>> Start INPUT ROWS

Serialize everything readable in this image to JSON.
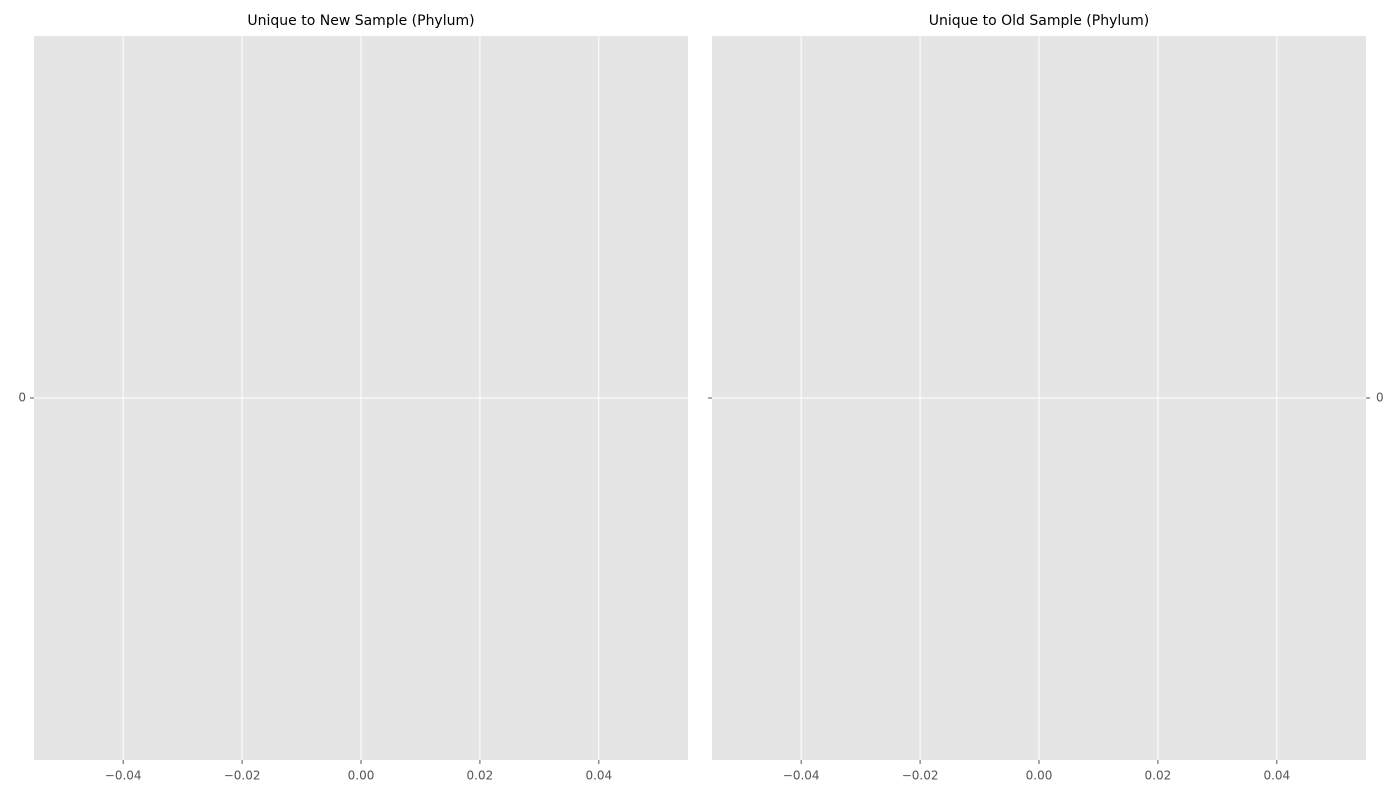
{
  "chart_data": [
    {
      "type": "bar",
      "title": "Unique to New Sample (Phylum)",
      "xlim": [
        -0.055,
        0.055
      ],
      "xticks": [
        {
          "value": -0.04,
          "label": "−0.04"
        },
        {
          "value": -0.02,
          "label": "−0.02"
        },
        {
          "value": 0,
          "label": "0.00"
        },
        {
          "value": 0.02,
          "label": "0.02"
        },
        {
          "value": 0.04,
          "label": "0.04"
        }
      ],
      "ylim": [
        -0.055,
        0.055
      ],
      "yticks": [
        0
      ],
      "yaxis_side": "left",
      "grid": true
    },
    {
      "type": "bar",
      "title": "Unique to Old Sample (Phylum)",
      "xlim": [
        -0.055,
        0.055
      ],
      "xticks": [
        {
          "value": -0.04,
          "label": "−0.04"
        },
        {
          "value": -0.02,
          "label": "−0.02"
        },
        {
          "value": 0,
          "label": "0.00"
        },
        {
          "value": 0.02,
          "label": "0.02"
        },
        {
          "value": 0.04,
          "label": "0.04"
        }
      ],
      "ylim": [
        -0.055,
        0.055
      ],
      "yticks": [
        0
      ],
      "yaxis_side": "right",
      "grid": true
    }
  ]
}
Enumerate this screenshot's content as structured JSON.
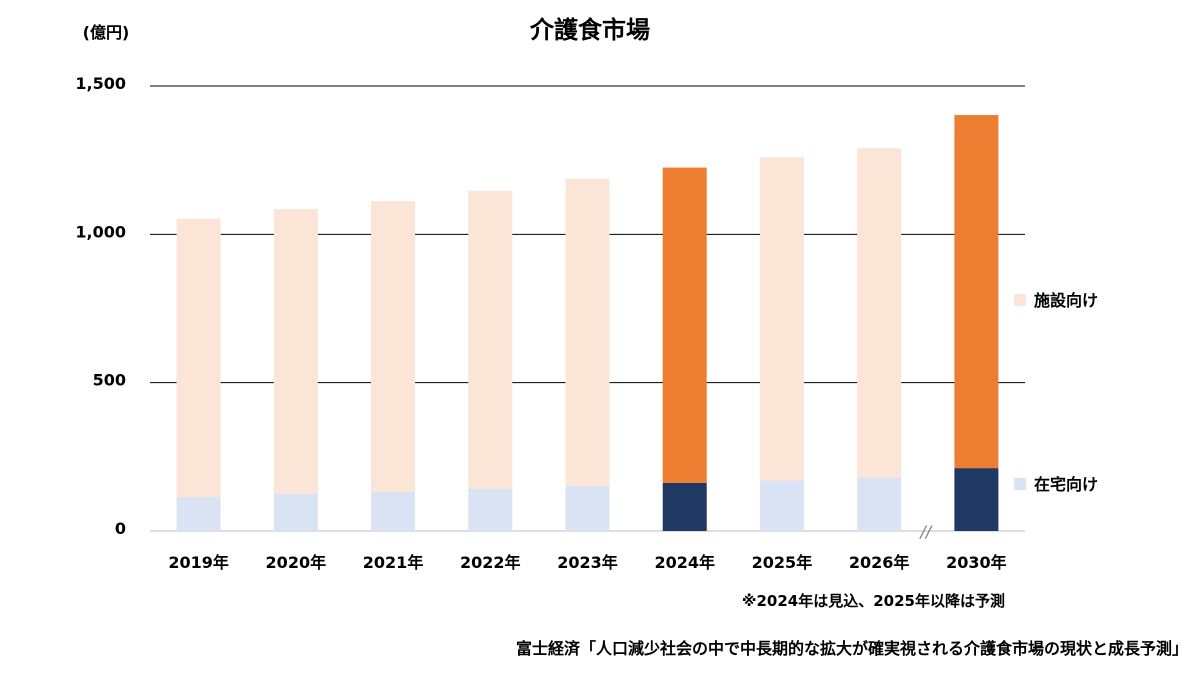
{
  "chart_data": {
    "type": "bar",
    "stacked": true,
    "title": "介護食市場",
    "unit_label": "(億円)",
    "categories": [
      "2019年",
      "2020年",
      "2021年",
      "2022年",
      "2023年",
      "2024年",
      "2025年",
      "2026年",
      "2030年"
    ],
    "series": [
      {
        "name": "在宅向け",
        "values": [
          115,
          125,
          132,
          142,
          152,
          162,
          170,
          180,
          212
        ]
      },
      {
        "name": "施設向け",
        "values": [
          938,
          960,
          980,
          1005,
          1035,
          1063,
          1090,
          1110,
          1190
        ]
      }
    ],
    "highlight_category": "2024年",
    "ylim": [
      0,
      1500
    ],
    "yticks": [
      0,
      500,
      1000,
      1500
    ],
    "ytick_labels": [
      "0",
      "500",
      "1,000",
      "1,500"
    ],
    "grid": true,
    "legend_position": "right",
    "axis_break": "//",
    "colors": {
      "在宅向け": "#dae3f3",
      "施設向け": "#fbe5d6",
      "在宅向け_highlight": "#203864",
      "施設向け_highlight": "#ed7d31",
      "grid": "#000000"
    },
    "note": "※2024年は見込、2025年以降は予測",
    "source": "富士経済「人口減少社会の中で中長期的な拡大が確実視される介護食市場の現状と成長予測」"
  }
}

>> End INPUT ROWS

■ TASK DESCRIPTION
Check every line in the material above for the string "Phylum", then give only the number of lines that have it.

■ REPLY
2